**Consigne donnée 1**
Dans l’extrait sur les images des âges de la vie, réécrivez plus brièvement le paragraphe qui commence par « La structure en escalier » en conservant ses faits principaux.
**Consigne donnée 2**
D’après l’extrait sur les images des âges de la vie, les affirmations suivantes sont-elles exactes ? (a) Le paradis est représenté à droite de la résurrection des corps. (b) Les centenaires sont couchés dans un lit comme les nouveau-nés dans le berceau. (c) Après l’ascension, la vie se poursuit par un long plateau. Répondez par oui ou par non et citez chaque fois les mots décisifs du texte.
**Consigne donnée 3**
Poursuivez l’extrait sur les images des âges de la vie à partir de sa dernière phrase.

18La structure en escalier qui fonde ces images révèle une conception de ce qu’est la vie : elle commence comme une ascension – montée à l’éden, chemin clair et radieux ; se poursuit par un bref plateau ; puis, littéralement, elle prend la forme d’une descente aux enfers, cet enfer qui est représenté à gauche de la résurrection des corps, alors qu’étrangement le paradis n’est pas visible. L’escalier mène à une scène qui répète en miroir celle de la naissance et des premiers mois sur l’horizontale du bas : l’homme et la femme centenaires sont couchés dans un lit comme les nouveau-nés dans le berceau. L’esprit connaît le même cycle, revenant à l’ineptie puérile.

**Données fournies**

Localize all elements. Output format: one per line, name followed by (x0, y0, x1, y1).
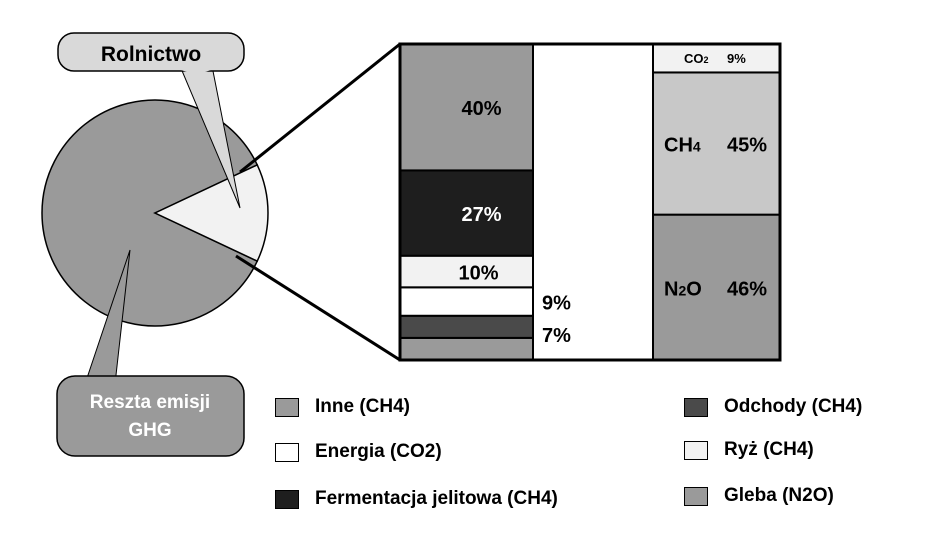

**Réponse attendue 1**
Ces images reposent sur une structure en escalier qui traduit une conception de la vie. Celle-ci monte d’abord vers l’éden par un chemin clair et radieux, marque un bref plateau, puis descend aux enfers. Cet enfer figure à gauche de la résurrection des corps, tandis que le paradis n’est pas visible. L’escalier aboutit à une scène qui reflète celle de la naissance, sur l’horizontale du bas : l’homme et la femme centenaires sont couchés dans un lit, comme les nouveau-nés dans le berceau. L’esprit suit le même cycle et retourne à l’ineptie puérile.

**Réponse attendue 2**
(a) Non : « alors qu’étrangement le paradis n’est pas visible ».
(b) Oui : « l’homme et la femme centenaires sont couchés dans un lit comme les nouveau-nés dans le berceau ».
(c) Non : « se poursuit par un bref plateau ».

**Réponse attendue 3**
19Au début du xxie siècle, l’échelle des âges influence toujours l’imaginaire de la représentation de la vie. On ne figure plus des marches, mais la taille de l’individu vaut pour les degrés de son existence. Dans l’image reproduite ci-dessous, quatre étapes de croissance conduisent à une cinquième qui figure le nouvel âge idéal (trente ans ?), suivi de deux autres moments où le corps alourdi, puis rapetissé, représente la maturité (soixante ans ?) et la vieillesse (quatre-vingts ans ?). La sémantique est éloquente : le petit enfant à quatre pattes se redresse (s’humanise) à l’âge de l’école (le cartable sur le dos) et du jeu (du sport : un ballon de rugby). À vingt ans il est prêt à conquérir le monde, étudiant brandissant haut son diplôme. À trente, le voici en costume, la démarche calme, une serviette, qu’on imagine en cuir, à la main. La dégradation de son corps, par la suite, le reconduit à son passé : il penche vers la terre, comme le très petit enfant qu’il fut, et il souffre du dos. Il est proche de se coucher dans la tombe : RIP (requiescat in pace).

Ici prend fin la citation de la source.